§ **Task goal**
Pull out every line from the listing that has the word "JSON".

******************************

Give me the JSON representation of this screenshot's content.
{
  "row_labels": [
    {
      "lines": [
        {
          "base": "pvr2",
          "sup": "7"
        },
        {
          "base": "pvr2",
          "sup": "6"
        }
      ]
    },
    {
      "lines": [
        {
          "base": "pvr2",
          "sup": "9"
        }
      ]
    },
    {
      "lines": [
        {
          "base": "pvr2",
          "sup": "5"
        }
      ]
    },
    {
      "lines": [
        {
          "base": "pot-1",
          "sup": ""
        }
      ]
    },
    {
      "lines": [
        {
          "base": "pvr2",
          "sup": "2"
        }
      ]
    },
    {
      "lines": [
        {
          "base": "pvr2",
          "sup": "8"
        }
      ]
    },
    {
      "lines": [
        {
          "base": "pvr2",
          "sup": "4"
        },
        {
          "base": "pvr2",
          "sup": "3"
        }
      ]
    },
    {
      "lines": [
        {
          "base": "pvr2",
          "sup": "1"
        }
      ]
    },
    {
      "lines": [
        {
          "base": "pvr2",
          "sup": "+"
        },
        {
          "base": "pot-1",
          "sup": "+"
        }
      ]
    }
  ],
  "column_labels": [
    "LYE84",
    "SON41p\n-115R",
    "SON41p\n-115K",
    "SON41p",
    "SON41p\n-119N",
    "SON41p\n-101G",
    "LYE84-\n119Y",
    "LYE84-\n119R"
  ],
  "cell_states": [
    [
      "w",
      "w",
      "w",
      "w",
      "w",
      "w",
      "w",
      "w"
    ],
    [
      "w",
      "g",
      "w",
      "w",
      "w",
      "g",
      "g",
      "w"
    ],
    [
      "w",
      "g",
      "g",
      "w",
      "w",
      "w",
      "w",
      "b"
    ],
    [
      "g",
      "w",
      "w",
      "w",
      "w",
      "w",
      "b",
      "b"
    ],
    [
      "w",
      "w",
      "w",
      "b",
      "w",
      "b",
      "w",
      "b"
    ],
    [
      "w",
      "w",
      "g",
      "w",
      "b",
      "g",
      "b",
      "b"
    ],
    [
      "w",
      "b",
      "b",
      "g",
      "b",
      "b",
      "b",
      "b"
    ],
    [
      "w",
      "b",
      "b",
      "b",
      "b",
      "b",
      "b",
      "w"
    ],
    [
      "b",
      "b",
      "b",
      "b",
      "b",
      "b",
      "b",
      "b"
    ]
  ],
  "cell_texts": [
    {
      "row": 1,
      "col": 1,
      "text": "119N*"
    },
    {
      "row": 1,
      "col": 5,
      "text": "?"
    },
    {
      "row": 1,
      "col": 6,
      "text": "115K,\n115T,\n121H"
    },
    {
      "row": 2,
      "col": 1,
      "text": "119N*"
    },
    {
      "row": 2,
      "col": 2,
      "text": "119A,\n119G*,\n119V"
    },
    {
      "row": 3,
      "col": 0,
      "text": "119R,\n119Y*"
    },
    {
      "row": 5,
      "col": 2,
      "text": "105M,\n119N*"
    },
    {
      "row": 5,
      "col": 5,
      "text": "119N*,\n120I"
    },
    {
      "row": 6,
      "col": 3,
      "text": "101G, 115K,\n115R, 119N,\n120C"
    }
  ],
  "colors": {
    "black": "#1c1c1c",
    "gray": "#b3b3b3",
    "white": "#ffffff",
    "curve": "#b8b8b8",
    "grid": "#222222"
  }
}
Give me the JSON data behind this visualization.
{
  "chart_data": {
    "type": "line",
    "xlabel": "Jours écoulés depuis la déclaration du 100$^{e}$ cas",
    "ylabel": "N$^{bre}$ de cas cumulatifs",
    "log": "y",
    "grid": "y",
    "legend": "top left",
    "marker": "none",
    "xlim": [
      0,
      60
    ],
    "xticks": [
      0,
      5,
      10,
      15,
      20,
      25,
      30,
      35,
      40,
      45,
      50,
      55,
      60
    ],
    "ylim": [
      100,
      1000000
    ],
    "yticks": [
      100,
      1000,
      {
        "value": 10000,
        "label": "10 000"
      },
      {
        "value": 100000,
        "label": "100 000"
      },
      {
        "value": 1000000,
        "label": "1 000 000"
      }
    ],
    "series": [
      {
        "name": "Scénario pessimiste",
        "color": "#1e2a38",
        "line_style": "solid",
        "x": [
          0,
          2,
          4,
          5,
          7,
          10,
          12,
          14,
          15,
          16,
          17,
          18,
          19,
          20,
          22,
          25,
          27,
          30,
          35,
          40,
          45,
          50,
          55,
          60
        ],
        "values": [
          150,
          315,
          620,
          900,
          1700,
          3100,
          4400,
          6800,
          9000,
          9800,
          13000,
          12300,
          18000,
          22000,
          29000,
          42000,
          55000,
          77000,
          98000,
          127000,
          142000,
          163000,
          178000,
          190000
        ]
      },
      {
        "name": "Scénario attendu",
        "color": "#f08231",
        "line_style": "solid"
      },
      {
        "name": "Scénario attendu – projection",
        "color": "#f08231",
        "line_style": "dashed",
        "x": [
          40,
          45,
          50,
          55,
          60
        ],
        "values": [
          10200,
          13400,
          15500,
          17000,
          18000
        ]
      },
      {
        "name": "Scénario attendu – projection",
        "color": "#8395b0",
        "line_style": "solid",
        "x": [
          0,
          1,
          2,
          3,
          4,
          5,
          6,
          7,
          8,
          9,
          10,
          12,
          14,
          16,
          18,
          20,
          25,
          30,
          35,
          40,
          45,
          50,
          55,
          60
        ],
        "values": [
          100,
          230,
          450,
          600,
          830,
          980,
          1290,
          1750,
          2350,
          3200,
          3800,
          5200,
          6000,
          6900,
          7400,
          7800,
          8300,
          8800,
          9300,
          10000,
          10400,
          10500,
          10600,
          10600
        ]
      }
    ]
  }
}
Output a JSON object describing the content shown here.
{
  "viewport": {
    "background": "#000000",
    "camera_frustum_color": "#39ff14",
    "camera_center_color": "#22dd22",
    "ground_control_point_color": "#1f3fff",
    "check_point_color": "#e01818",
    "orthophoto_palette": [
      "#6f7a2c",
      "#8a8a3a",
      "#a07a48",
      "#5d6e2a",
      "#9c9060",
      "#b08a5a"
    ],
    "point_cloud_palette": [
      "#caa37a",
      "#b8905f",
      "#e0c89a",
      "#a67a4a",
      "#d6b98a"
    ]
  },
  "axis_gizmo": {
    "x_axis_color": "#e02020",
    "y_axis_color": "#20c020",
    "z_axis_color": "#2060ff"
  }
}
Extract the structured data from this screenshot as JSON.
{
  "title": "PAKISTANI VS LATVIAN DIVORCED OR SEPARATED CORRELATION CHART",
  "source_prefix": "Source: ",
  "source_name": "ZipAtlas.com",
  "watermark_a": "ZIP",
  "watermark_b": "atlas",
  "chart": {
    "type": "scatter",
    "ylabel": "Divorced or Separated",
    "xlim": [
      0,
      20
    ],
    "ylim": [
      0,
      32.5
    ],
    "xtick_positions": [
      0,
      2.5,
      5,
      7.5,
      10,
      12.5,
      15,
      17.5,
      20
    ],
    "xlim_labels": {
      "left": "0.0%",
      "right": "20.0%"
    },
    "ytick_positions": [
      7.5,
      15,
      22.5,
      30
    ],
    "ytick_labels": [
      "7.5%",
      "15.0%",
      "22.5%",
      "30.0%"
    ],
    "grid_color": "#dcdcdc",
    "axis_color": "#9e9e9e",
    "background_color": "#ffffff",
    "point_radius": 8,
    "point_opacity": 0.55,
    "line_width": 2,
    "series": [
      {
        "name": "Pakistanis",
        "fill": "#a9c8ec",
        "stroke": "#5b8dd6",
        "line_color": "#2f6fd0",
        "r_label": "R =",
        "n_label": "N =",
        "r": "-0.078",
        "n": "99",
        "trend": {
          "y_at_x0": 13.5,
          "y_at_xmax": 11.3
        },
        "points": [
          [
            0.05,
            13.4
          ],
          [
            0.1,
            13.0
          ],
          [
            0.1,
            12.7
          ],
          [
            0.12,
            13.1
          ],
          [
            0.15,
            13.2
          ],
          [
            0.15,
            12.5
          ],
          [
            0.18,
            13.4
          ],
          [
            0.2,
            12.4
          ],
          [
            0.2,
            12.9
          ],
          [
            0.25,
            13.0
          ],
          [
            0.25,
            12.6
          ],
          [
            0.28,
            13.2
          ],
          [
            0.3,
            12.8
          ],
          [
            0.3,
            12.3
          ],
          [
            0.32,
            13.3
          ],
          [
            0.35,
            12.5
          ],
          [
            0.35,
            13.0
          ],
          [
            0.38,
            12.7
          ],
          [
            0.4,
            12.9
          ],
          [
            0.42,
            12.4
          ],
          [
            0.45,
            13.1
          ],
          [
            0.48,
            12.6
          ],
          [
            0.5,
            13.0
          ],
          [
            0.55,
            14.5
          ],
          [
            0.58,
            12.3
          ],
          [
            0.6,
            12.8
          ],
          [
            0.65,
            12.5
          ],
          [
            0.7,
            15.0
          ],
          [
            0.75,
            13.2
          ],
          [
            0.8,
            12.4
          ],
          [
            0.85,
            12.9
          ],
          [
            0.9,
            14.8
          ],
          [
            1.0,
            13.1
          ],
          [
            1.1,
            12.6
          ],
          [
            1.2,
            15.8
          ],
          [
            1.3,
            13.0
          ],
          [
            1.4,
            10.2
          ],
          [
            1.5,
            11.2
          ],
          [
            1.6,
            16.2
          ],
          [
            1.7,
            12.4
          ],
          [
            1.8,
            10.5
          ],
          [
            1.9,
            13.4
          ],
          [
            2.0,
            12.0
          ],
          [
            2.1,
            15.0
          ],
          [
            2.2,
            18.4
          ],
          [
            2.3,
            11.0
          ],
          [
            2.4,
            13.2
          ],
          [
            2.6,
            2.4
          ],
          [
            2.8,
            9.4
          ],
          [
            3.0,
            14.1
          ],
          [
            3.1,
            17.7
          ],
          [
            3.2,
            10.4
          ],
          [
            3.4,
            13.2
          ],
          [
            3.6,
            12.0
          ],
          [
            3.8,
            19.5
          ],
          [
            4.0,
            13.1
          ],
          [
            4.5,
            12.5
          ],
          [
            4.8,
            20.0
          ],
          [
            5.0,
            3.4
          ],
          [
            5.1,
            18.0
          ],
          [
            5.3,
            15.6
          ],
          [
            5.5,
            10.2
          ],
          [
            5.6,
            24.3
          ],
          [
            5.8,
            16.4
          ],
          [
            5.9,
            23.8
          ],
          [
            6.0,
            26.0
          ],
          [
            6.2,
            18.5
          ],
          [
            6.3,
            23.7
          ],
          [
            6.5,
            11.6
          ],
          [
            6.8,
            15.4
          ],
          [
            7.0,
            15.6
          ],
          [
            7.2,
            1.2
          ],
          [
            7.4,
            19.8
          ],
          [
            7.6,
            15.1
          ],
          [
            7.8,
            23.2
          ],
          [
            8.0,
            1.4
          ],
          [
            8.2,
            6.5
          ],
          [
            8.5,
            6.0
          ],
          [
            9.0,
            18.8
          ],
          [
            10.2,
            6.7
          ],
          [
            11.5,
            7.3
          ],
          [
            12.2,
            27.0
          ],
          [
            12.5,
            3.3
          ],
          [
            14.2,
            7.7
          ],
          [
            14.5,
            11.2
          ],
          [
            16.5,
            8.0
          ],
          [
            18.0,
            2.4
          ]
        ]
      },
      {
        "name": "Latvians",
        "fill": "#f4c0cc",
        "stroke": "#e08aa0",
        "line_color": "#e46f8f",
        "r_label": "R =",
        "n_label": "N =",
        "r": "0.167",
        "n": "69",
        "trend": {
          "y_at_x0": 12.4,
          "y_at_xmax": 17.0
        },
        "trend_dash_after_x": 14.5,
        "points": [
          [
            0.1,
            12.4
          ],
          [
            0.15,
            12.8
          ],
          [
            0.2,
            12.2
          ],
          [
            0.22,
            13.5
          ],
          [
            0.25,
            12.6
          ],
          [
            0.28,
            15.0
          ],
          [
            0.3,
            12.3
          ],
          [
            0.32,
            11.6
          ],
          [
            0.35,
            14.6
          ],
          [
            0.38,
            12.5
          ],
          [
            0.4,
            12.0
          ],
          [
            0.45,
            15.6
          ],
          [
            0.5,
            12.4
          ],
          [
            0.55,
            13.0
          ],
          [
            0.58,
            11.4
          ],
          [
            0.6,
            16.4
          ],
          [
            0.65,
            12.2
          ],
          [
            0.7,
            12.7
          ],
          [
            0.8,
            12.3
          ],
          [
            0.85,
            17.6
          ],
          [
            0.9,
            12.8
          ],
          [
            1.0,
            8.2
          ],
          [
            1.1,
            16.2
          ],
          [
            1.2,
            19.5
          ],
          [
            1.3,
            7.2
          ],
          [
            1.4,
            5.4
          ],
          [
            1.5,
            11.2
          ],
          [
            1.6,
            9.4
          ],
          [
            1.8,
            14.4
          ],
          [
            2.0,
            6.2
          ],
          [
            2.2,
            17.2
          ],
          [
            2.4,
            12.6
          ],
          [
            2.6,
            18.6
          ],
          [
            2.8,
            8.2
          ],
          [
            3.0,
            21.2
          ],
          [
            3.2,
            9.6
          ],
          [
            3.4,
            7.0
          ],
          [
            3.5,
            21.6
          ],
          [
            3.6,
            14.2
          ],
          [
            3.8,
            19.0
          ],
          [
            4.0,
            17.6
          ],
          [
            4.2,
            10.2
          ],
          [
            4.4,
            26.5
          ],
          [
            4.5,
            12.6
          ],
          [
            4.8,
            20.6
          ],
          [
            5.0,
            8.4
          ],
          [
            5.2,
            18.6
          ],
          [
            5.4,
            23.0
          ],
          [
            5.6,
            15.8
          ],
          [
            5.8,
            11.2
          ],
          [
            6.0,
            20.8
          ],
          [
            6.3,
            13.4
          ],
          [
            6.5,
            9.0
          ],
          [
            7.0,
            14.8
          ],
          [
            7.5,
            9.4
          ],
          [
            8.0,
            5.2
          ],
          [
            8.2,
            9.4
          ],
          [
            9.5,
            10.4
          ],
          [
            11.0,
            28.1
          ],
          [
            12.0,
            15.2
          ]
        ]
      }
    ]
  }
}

******************************

§ **Task output**
Give me the JSON representation of this screenshot's content.
Give me the JSON data behind this visualization.
Output a JSON object describing the content shown here.
Extract the structured data from this screenshot as JSON.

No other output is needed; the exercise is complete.